● What you should do
Copy out every line that contains "want".
+ + +
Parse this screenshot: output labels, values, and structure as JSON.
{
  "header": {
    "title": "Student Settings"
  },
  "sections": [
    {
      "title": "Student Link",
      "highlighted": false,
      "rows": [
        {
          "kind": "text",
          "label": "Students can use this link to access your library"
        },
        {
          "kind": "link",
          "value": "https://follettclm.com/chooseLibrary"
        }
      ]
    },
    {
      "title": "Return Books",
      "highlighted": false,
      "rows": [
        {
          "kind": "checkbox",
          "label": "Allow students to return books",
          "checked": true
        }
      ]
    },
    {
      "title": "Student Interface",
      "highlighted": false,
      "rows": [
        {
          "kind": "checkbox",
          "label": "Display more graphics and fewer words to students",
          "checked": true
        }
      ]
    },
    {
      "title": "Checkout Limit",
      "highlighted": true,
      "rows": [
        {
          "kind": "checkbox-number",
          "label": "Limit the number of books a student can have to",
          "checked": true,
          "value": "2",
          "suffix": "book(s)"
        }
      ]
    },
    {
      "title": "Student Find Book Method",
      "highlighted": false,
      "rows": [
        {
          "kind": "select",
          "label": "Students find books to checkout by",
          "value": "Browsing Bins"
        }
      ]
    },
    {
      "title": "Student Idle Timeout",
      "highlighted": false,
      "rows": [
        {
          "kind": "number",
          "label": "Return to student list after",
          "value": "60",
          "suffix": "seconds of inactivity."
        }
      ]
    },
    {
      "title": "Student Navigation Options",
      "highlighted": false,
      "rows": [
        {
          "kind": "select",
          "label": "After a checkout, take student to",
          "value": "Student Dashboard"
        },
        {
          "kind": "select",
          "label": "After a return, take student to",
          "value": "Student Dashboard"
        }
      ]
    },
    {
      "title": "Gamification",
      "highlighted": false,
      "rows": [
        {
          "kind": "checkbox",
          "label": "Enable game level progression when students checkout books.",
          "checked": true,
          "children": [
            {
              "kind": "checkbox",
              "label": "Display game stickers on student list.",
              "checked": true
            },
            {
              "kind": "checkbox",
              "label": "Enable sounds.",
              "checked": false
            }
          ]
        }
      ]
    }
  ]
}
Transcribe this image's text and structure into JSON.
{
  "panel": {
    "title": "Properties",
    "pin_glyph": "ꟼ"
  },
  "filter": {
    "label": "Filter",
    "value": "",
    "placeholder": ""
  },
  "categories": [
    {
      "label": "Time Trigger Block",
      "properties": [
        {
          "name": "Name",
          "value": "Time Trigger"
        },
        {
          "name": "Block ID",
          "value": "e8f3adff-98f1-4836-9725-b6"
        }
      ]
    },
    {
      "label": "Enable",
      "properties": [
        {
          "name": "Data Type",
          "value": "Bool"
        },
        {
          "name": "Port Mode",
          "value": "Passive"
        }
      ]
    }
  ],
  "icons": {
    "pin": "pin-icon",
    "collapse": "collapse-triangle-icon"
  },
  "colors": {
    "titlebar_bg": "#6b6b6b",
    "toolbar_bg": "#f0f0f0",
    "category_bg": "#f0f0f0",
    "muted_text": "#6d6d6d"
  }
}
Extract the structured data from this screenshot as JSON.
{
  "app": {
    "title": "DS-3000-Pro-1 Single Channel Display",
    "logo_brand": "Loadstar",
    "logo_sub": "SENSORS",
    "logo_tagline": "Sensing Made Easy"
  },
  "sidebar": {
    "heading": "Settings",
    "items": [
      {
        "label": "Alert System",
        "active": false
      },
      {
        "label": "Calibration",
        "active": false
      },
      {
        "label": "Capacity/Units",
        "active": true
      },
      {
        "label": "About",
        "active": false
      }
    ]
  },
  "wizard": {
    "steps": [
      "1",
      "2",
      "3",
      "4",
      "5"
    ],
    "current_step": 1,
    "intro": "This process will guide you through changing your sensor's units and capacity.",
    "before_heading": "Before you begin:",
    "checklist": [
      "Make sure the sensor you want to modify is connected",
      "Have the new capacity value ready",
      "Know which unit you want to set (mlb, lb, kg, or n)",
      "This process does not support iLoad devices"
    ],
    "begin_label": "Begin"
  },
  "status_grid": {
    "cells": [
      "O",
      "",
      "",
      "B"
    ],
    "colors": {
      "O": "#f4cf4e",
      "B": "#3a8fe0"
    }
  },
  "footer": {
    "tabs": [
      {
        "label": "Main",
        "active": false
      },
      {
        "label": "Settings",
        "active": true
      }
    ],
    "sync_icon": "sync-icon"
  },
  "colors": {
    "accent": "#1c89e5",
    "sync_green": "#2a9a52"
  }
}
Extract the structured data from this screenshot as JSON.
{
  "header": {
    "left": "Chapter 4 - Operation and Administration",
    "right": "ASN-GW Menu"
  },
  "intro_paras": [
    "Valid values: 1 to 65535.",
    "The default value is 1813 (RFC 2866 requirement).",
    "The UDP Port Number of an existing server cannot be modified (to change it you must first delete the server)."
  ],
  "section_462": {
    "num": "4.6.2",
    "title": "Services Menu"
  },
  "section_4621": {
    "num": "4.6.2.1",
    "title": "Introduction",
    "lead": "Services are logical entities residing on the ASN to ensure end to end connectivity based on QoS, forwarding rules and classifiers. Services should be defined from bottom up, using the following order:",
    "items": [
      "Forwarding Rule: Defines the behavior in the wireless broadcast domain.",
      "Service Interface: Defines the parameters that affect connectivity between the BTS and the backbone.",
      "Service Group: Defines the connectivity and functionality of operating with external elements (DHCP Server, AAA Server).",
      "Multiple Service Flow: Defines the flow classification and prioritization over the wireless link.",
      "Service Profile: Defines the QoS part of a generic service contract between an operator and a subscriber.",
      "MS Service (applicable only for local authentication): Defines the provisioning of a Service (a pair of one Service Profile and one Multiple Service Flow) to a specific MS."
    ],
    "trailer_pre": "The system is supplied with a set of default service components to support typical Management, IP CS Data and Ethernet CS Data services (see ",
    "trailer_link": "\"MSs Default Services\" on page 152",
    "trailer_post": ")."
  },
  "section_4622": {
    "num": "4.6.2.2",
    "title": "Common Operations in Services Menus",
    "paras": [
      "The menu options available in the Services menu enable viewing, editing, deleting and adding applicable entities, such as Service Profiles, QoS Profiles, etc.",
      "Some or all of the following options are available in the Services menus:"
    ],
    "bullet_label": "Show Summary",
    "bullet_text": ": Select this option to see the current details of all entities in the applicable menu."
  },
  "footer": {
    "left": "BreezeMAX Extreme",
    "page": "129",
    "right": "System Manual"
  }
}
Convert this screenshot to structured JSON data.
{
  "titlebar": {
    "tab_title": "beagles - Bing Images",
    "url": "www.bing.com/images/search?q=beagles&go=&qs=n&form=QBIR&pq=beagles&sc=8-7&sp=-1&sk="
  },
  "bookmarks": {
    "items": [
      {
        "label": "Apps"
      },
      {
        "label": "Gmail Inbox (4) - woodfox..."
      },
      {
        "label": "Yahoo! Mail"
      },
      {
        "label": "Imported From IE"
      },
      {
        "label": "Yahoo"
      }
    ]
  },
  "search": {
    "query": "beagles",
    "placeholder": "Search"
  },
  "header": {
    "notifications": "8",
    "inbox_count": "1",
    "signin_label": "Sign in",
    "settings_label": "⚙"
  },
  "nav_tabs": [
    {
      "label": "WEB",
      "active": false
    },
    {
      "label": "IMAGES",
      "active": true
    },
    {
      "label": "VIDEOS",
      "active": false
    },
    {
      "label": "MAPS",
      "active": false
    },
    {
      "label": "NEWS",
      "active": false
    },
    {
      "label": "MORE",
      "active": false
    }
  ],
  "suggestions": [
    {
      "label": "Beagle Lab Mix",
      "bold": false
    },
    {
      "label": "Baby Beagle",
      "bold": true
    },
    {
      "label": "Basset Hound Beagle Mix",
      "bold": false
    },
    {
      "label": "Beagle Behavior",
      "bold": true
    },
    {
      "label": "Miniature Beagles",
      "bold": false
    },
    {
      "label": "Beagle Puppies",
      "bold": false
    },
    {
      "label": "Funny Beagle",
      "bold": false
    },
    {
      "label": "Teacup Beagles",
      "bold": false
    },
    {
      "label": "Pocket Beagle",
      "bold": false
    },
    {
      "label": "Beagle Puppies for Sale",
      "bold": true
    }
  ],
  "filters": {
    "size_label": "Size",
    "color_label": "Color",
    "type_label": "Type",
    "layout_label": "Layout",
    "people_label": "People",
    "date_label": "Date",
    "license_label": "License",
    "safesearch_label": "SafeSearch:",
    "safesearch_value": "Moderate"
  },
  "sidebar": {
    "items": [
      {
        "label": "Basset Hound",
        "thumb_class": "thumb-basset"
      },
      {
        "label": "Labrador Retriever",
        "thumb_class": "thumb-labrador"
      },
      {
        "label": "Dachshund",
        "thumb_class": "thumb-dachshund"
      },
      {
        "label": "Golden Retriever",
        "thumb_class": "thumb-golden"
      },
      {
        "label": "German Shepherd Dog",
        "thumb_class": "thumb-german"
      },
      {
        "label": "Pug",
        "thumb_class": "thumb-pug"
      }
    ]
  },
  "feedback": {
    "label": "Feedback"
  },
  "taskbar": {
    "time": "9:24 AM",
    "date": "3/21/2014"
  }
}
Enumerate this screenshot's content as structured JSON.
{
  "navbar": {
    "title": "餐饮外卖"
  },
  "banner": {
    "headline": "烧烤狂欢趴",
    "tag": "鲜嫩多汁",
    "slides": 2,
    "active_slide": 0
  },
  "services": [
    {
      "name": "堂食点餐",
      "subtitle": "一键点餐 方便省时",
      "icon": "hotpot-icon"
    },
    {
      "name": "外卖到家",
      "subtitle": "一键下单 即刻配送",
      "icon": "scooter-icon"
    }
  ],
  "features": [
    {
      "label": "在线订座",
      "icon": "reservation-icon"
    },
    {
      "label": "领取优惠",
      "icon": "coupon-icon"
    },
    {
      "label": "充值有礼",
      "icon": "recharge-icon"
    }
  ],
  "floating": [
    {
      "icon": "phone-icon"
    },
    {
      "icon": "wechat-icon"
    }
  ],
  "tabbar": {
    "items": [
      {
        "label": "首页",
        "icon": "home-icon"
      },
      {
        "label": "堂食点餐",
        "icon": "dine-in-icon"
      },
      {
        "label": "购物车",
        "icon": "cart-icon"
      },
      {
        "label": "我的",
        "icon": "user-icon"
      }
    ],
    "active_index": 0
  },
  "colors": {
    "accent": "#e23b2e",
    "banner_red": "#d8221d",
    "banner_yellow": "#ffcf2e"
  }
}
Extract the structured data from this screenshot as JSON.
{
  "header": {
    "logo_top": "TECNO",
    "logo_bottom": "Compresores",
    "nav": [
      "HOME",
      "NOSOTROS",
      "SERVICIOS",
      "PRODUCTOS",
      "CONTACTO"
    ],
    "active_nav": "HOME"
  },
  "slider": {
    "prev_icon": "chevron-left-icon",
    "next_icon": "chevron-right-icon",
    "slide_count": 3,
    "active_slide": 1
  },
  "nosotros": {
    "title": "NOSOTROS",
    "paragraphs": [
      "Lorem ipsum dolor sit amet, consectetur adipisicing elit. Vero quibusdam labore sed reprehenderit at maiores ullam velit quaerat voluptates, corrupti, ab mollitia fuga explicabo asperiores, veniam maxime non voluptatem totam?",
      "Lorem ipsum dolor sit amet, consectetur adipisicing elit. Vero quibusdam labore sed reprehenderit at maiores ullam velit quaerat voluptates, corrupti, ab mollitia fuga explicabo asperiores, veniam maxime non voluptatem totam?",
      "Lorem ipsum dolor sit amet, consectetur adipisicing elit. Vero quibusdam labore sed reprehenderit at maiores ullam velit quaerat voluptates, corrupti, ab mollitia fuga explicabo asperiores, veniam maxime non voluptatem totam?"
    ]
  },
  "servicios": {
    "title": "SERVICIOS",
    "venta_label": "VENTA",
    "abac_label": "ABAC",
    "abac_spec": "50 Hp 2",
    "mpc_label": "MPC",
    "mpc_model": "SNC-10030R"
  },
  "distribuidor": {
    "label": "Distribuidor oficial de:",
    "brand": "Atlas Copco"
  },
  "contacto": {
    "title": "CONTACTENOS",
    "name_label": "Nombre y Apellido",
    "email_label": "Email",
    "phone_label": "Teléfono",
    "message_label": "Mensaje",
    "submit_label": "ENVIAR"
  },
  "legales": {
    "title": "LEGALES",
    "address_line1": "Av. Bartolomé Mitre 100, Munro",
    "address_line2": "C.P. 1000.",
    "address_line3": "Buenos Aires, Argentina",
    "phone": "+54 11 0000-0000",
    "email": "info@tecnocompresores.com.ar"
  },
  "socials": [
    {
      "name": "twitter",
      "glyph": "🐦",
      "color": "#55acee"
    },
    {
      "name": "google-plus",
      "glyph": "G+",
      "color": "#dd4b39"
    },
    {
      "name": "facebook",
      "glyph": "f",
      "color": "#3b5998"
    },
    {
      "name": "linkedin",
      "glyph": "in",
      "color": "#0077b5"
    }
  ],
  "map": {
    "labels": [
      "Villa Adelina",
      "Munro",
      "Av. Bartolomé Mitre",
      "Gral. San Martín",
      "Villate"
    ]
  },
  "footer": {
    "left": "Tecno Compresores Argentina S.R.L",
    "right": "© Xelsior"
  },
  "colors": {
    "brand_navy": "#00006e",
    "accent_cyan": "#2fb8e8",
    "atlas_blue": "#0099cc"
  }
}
+ + +
● Answer to the exercise
      "Make sure the sensor you want to modify is connected",
      "Know which unit you want to set (mlb, lb, kg, or n)",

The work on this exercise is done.